[Page pictures and their text]
——————————

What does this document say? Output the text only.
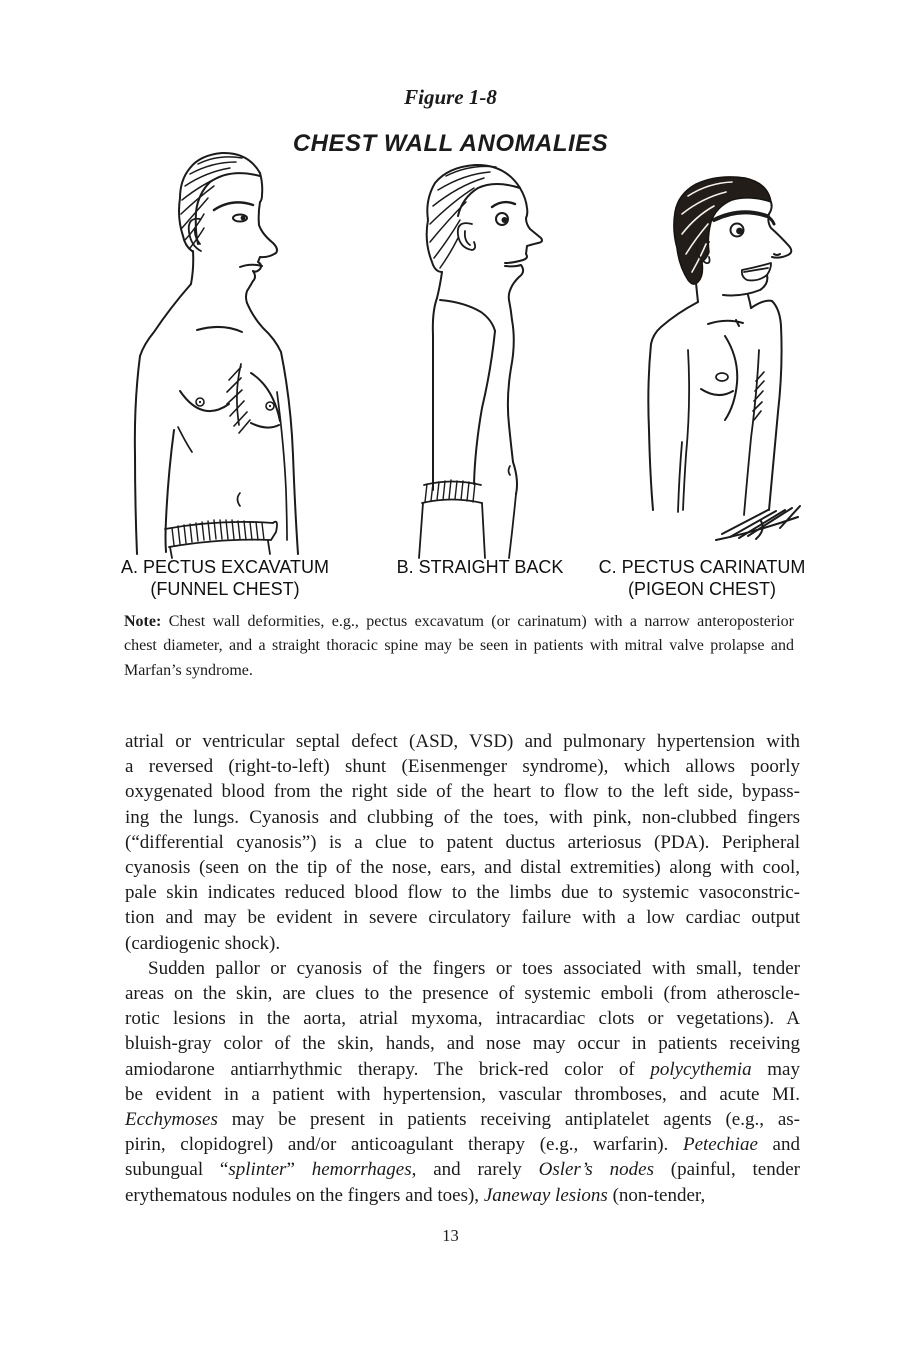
Figure 1-8
CHEST WALL ANOMALIES
A. PECTUS EXCAVATUM
(FUNNEL CHEST)
B. STRAIGHT BACK	C. PECTUS CARINATUM
(PIGEON CHEST)
Note: Chest wall deformities, e.g., pectus excavatum (or carinatum) with a narrow anteroposterior
chest diameter, and a straight thoracic spine may be seen in patients with mitral valve prolapse and
Marfan’s syndrome.
atrial or ventricular septal defect (ASD, VSD) and pulmonary hypertension with
a reversed (right-to-left) shunt (Eisenmenger syndrome), which allows poorly
oxygenated blood from the right side of the heart to flow to the left side, bypass-
ing the lungs. Cyanosis and clubbing of the toes, with pink, non-clubbed fingers
(“differential cyanosis”) is a clue to patent ductus arteriosus (PDA). Peripheral
cyanosis (seen on the tip of the nose, ears, and distal extremities) along with cool,
pale skin indicates reduced blood flow to the limbs due to systemic vasoconstric-
tion and may be evident in severe circulatory failure with a low cardiac output
(cardiogenic shock).
Sudden pallor or cyanosis of the fingers or toes associated with small, tender
areas on the skin, are clues to the presence of systemic emboli (from atheroscle-
rotic lesions in the aorta, atrial myxoma, intracardiac clots or vegetations). A
bluish-gray color of the skin, hands, and nose may occur in patients receiving
amiodarone antiarrhythmic therapy. The brick-red color of polycythemia may
be evident in a patient with hypertension, vascular thromboses, and acute MI.
Ecchymoses may be present in patients receiving antiplatelet agents (e.g., as-
pirin, clopidogrel) and/or anticoagulant therapy (e.g., warfarin). Petechiae and
subungual “splinter” hemorrhages, and rarely Osler’s nodes (painful, tender
erythematous nodules on the fingers and toes), Janeway lesions (non-tender,
13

——————————

**Task brief:**
After identifying the lines above that contain "receiving", copy each one.

**Response below:**
bluish-gray color of the skin, hands, and nose may occur in patients receiving
Ecchymoses may be present in patients receiving antiplatelet agents (e.g., as-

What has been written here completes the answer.